_To do_: Go through the entries below and write each one out exactly.

_Extracted records_:
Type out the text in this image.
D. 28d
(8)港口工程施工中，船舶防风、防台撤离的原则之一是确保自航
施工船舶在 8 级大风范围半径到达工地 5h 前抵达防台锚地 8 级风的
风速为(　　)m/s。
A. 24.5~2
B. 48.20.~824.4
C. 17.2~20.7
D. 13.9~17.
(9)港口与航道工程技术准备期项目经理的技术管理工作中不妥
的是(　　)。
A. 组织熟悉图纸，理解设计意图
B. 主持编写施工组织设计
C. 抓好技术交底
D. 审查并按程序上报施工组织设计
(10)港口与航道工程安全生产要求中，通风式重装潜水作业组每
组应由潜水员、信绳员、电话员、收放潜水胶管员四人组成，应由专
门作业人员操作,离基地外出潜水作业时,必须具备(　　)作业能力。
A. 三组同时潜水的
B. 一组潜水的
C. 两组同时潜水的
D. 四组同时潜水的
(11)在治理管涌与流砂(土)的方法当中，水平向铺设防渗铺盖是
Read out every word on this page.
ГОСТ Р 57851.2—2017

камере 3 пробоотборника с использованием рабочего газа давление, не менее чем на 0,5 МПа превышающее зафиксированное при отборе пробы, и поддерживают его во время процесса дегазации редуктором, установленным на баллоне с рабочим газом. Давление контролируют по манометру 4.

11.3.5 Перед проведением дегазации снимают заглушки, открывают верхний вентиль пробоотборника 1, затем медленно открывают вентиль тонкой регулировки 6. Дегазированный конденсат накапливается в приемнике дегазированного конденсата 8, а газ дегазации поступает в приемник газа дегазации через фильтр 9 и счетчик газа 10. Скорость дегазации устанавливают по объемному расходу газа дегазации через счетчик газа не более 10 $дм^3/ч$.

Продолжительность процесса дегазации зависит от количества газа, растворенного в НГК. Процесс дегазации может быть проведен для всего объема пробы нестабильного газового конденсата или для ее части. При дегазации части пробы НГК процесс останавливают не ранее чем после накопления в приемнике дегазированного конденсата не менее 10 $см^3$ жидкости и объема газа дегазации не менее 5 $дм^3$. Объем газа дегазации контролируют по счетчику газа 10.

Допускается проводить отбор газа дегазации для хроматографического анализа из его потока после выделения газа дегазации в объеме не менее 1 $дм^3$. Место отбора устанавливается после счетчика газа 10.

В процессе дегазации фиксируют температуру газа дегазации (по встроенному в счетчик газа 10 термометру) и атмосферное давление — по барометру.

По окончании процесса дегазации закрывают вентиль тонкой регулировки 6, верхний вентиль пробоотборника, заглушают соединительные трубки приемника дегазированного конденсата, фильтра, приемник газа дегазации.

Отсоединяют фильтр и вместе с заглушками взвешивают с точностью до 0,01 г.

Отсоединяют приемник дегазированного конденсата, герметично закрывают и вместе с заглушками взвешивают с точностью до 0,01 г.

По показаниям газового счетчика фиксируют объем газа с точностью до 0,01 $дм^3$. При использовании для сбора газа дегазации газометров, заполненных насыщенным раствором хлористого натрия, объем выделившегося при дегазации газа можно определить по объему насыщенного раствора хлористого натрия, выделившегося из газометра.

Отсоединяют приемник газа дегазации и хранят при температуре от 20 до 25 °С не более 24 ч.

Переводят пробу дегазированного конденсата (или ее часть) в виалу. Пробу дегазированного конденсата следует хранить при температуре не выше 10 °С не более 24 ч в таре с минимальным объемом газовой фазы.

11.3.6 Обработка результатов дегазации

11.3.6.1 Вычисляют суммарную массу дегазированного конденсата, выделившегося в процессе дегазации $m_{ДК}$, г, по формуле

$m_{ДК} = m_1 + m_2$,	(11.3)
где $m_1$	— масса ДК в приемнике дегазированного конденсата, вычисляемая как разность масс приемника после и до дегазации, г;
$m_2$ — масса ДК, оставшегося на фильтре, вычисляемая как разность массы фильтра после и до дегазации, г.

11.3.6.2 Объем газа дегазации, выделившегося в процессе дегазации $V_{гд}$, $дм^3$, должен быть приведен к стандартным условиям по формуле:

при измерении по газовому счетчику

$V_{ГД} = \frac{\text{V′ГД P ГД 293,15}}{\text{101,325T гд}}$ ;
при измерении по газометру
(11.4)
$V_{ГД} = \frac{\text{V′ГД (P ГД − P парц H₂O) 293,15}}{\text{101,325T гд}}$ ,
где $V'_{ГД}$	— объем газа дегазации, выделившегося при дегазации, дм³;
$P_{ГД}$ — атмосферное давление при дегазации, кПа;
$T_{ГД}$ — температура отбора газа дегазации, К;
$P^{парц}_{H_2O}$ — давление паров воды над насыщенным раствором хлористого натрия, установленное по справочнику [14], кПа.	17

_Exercise response_:
Type out the text in this image.
D. 28d
(8)港口工程施工中，船舶防风、防台撤离的原则之一是确保自航
施工船舶在 8 级大风范围半径到达工地 5h 前抵达防台锚地 8 级风的
风速为(　　)m/s。
A. 24.5~2
B. 48.20.~824.4
C. 17.2~20.7
D. 13.9~17.
(9)港口与航道工程技术准备期项目经理的技术管理工作中不妥
的是(　　)。
A. 组织熟悉图纸，理解设计意图
B. 主持编写施工组织设计
C. 抓好技术交底
D. 审查并按程序上报施工组织设计
(10)港口与航道工程安全生产要求中，通风式重装潜水作业组每
组应由潜水员、信绳员、电话员、收放潜水胶管员四人组成，应由专
门作业人员操作,离基地外出潜水作业时,必须具备(　　)作业能力。
A. 三组同时潜水的
B. 一组潜水的
C. 两组同时潜水的
D. 四组同时潜水的
(11)在治理管涌与流砂(土)的方法当中，水平向铺设防渗铺盖是
Read out every word on this page.
ГОСТ Р 57851.2—2017

камере 3 пробоотборника с использованием рабочего газа давление, не менее чем на 0,5 МПа превышающее зафиксированное при отборе пробы, и поддерживают его во время процесса дегазации редуктором, установленным на баллоне с рабочим газом. Давление контролируют по манометру 4.

11.3.5 Перед проведением дегазации снимают заглушки, открывают верхний вентиль пробоотборника 1, затем медленно открывают вентиль тонкой регулировки 6. Дегазированный конденсат накапливается в приемнике дегазированного конденсата 8, а газ дегазации поступает в приемник газа дегазации через фильтр 9 и счетчик газа 10. Скорость дегазации устанавливают по объемному расходу газа дегазации через счетчик газа не более 10 $дм^3/ч$.

Продолжительность процесса дегазации зависит от количества газа, растворенного в НГК. Процесс дегазации может быть проведен для всего объема пробы нестабильного газового конденсата или для ее части. При дегазации части пробы НГК процесс останавливают не ранее чем после накопления в приемнике дегазированного конденсата не менее 10 $см^3$ жидкости и объема газа дегазации не менее 5 $дм^3$. Объем газа дегазации контролируют по счетчику газа 10.

Допускается проводить отбор газа дегазации для хроматографического анализа из его потока после выделения газа дегазации в объеме не менее 1 $дм^3$. Место отбора устанавливается после счетчика газа 10.

В процессе дегазации фиксируют температуру газа дегазации (по встроенному в счетчик газа 10 термометру) и атмосферное давление — по барометру.

По окончании процесса дегазации закрывают вентиль тонкой регулировки 6, верхний вентиль пробоотборника, заглушают соединительные трубки приемника дегазированного конденсата, фильтра, приемник газа дегазации.

Отсоединяют фильтр и вместе с заглушками взвешивают с точностью до 0,01 г.

Отсоединяют приемник дегазированного конденсата, герметично закрывают и вместе с заглушками взвешивают с точностью до 0,01 г.

По показаниям газового счетчика фиксируют объем газа с точностью до 0,01 $дм^3$. При использовании для сбора газа дегазации газометров, заполненных насыщенным раствором хлористого натрия, объем выделившегося при дегазации газа можно определить по объему насыщенного раствора хлористого натрия, выделившегося из газометра.

Отсоединяют приемник газа дегазации и хранят при температуре от 20 до 25 °С не более 24 ч.

Переводят пробу дегазированного конденсата (или ее часть) в виалу. Пробу дегазированного конденсата следует хранить при температуре не выше 10 °С не более 24 ч в таре с минимальным объемом газовой фазы.

11.3.6 Обработка результатов дегазации

11.3.6.1 Вычисляют суммарную массу дегазированного конденсата, выделившегося в процессе дегазации $m_{ДК}$, г, по формуле

$m_{ДК} = m_1 + m_2$,	(11.3)
где $m_1$	— масса ДК в приемнике дегазированного конденсата, вычисляемая как разность масс приемника после и до дегазации, г;
$m_2$ — масса ДК, оставшегося на фильтре, вычисляемая как разность массы фильтра после и до дегазации, г.

11.3.6.2 Объем газа дегазации, выделившегося в процессе дегазации $V_{гд}$, $дм^3$, должен быть приведен к стандартным условиям по формуле:

при измерении по газовому счетчику

$V_{ГД} = \frac{\text{V′ГД P ГД 293,15}}{\text{101,325T гд}}$ ;
при измерении по газометру
(11.4)
$V_{ГД} = \frac{\text{V′ГД (P ГД − P парц H₂O) 293,15}}{\text{101,325T гд}}$ ,
где $V'_{ГД}$	— объем газа дегазации, выделившегося при дегазации, дм³;
$P_{ГД}$ — атмосферное давление при дегазации, кПа;
$T_{ГД}$ — температура отбора газа дегазации, К;
$P^{парц}_{H_2O}$ — давление паров воды над насыщенным раствором хлористого натрия, установленное по справочнику [14], кПа.	17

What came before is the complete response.